Data provided →
· · · · ·

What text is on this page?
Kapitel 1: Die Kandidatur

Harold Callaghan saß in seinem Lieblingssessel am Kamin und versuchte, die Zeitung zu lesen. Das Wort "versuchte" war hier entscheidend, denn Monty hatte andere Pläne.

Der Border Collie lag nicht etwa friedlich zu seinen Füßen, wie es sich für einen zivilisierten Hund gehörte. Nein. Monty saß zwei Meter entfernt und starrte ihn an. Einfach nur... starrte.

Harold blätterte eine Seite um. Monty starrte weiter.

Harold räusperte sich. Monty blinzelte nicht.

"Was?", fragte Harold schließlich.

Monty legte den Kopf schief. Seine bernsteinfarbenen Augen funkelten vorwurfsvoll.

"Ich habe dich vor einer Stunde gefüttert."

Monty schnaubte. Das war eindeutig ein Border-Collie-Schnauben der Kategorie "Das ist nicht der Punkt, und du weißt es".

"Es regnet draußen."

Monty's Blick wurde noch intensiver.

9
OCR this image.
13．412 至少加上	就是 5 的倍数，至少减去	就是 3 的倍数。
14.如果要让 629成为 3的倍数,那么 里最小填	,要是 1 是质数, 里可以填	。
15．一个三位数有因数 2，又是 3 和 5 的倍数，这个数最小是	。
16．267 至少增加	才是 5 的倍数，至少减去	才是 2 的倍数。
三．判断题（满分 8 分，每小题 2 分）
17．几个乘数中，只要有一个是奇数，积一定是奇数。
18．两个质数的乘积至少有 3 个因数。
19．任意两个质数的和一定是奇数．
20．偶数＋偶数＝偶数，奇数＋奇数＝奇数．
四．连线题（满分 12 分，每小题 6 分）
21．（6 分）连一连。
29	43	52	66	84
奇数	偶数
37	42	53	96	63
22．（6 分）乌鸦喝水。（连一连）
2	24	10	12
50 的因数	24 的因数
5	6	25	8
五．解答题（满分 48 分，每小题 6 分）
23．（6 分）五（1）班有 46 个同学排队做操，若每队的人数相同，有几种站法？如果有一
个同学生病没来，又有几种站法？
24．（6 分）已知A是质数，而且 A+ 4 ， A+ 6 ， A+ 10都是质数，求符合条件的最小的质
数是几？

· · · · ·

Identify and list each line with the word "Collie".

Der Border Collie lag nicht etwa friedlich zu seinen Füßen, wie es sich für einen zivilisierten Hund gehörte. Nein. Monty saß zwei Meter entfernt und starrte ihn an. Einfach nur... starrte.
Monty schnaubte. Das war eindeutig ein Border-Collie-Schnauben der Kategorie "Das ist nicht der Punkt, und du weißt es".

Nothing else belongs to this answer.